The exercise — Lines that hold the word "Copy" should be located and copied.

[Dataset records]
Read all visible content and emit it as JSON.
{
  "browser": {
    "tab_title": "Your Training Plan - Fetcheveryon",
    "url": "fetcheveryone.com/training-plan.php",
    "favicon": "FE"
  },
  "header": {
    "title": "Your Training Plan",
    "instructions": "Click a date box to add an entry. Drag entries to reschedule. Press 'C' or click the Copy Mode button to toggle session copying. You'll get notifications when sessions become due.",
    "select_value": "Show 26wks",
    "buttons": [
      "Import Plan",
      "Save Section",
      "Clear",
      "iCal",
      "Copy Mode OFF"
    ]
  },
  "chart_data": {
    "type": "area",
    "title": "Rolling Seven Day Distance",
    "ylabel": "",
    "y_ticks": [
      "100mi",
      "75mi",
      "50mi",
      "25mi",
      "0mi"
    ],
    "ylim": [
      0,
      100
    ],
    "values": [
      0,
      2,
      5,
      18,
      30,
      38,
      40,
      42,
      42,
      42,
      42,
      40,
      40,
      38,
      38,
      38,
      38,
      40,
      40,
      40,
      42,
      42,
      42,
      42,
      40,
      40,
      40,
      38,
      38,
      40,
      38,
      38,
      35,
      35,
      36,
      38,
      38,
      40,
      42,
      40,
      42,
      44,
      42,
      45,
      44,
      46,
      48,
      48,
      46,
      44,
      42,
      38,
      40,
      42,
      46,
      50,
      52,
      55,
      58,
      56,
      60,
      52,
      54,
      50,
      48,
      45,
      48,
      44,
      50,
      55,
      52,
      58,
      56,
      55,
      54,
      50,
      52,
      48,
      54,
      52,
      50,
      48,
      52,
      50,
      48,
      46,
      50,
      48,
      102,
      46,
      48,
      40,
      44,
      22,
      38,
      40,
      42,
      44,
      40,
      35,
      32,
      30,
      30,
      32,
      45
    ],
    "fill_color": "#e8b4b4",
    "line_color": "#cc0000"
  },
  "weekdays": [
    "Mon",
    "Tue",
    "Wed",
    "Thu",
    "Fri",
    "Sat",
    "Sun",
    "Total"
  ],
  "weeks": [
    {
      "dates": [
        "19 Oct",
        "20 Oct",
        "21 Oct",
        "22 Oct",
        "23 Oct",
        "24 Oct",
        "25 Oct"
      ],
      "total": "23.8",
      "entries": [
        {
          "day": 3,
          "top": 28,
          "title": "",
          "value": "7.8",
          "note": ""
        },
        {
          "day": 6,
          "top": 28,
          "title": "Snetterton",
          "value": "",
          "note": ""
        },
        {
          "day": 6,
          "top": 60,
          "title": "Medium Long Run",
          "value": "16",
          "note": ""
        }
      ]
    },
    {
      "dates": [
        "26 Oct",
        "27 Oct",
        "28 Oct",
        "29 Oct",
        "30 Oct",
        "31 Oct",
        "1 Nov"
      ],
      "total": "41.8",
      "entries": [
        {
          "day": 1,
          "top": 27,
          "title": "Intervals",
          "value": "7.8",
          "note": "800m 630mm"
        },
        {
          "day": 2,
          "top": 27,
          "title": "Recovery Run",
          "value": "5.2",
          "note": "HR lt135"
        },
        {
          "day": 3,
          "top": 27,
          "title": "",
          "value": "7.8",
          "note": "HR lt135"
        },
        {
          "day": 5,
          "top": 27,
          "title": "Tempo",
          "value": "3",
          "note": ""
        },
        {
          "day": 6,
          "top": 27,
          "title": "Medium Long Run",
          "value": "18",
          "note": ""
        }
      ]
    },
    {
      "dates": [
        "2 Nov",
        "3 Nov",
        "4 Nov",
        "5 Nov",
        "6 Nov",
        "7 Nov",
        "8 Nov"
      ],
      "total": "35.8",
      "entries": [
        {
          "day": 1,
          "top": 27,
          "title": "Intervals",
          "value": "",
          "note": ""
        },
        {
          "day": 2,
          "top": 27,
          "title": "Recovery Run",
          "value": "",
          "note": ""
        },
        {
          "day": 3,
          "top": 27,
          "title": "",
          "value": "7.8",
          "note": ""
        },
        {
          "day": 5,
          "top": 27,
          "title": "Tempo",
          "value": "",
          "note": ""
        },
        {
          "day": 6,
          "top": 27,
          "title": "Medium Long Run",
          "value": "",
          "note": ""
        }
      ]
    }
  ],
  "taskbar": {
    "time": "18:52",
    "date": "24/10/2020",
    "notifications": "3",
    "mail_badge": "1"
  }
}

Solution to this problem —
    "instructions": "Click a date box to add an entry. Drag entries to reschedule. Press 'C' or click the Copy Mode button to toggle session copying. You'll get notifications when sessions become due.",
      "Copy Mode OFF"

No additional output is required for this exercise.